WORK INSTRUCTIONS — Pick out each line containing the string "options".

DATA PROVIDED —
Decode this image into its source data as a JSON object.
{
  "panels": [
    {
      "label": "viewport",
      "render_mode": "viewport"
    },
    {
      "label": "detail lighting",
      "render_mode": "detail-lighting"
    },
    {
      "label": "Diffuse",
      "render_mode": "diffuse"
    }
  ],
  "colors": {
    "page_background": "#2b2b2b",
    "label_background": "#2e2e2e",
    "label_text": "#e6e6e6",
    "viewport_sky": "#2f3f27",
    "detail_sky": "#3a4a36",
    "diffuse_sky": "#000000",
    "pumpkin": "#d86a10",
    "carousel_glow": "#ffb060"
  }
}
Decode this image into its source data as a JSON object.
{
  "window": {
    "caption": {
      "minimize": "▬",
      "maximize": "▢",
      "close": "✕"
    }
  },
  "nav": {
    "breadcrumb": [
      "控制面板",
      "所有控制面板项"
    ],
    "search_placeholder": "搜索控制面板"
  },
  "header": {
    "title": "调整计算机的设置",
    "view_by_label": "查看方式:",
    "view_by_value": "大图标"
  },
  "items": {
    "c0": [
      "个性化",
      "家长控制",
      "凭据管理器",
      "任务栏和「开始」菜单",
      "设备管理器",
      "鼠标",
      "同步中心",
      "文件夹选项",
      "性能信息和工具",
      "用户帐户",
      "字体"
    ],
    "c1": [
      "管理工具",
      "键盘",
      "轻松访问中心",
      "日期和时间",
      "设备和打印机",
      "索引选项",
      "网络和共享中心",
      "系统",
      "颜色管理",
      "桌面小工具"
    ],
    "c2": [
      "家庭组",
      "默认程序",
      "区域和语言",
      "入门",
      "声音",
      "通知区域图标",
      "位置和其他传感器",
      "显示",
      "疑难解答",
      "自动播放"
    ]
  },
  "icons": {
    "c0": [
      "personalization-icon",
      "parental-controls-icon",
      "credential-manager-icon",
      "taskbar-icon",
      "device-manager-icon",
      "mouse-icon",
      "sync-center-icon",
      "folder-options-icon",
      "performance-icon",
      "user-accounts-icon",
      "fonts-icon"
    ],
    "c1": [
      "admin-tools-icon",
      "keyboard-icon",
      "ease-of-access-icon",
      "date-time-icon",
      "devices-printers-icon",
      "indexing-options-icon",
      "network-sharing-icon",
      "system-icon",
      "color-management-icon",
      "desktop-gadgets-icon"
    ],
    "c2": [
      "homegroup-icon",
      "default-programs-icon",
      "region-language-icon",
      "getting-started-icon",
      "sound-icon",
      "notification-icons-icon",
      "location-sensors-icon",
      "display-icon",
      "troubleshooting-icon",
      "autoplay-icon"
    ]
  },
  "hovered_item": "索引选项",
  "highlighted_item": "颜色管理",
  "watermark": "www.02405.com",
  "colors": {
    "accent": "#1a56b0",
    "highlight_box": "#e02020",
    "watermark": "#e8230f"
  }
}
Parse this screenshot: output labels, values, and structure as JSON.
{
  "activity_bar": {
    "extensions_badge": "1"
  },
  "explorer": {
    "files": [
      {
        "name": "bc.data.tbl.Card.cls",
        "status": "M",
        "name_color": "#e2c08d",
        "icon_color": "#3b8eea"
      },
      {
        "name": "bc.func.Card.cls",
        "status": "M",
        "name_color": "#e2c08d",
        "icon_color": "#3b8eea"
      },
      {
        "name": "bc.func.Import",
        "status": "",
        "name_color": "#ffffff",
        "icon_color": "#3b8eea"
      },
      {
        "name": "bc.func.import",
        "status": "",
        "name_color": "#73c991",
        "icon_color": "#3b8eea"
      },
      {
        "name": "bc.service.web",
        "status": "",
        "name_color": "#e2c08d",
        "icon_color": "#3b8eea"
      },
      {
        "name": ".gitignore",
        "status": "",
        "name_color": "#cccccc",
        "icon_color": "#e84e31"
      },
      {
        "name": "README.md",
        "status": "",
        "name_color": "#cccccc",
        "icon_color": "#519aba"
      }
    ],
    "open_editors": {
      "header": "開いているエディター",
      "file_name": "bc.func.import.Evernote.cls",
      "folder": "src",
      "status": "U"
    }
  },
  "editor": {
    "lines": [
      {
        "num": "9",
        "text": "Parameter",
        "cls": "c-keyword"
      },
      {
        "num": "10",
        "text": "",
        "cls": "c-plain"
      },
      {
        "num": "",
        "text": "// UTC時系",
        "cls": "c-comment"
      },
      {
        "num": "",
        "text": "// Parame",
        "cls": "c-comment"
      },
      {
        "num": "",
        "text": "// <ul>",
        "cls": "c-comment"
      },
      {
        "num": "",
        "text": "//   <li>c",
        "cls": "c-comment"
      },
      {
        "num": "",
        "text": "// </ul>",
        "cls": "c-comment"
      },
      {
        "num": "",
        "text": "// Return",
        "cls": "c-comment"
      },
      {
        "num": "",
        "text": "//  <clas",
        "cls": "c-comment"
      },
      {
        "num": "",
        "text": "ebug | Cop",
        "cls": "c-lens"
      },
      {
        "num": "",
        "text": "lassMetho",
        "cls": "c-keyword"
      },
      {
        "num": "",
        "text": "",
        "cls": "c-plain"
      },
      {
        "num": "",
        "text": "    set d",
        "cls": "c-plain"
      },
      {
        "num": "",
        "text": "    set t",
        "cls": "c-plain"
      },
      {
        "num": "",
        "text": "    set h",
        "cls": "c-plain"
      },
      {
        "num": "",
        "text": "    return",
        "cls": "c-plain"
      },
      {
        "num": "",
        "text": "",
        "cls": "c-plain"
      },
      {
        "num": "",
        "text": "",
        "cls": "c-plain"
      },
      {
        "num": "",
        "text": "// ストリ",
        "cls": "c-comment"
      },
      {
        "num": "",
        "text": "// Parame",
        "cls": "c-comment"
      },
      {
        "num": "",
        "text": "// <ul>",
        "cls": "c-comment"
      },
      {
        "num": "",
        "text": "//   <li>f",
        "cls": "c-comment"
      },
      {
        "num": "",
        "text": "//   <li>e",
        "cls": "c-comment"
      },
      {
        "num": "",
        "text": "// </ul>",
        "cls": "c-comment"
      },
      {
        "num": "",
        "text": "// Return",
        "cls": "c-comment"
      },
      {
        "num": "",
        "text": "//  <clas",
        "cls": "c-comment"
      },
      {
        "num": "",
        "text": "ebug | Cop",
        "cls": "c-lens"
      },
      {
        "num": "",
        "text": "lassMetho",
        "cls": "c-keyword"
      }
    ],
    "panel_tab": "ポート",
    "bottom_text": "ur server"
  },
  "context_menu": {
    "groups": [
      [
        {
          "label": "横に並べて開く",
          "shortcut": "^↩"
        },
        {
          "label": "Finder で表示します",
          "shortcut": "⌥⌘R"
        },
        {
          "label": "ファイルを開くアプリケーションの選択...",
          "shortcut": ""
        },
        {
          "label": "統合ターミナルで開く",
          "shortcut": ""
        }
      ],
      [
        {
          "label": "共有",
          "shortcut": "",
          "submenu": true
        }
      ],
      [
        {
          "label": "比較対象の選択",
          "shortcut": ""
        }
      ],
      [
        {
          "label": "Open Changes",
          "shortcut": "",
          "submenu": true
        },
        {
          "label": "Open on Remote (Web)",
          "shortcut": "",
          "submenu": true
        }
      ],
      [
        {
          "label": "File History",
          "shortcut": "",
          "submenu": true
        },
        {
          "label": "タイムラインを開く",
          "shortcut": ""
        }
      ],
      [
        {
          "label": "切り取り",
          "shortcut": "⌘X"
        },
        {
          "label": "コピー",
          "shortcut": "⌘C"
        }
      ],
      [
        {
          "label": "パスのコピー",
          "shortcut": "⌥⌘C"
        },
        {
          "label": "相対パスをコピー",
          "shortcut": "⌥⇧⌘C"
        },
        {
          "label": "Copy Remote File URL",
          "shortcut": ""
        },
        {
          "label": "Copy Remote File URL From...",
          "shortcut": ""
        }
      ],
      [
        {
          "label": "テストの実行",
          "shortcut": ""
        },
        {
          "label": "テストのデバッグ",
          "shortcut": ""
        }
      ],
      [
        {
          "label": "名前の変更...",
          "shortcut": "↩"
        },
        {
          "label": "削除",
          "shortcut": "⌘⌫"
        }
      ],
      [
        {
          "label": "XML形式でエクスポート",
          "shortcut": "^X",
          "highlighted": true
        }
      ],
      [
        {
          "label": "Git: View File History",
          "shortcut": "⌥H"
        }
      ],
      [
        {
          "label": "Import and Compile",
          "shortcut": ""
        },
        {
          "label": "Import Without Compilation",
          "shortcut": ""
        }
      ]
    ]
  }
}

WRITTEN RESPONSE —
      "folder-options-icon",
      "indexing-options-icon",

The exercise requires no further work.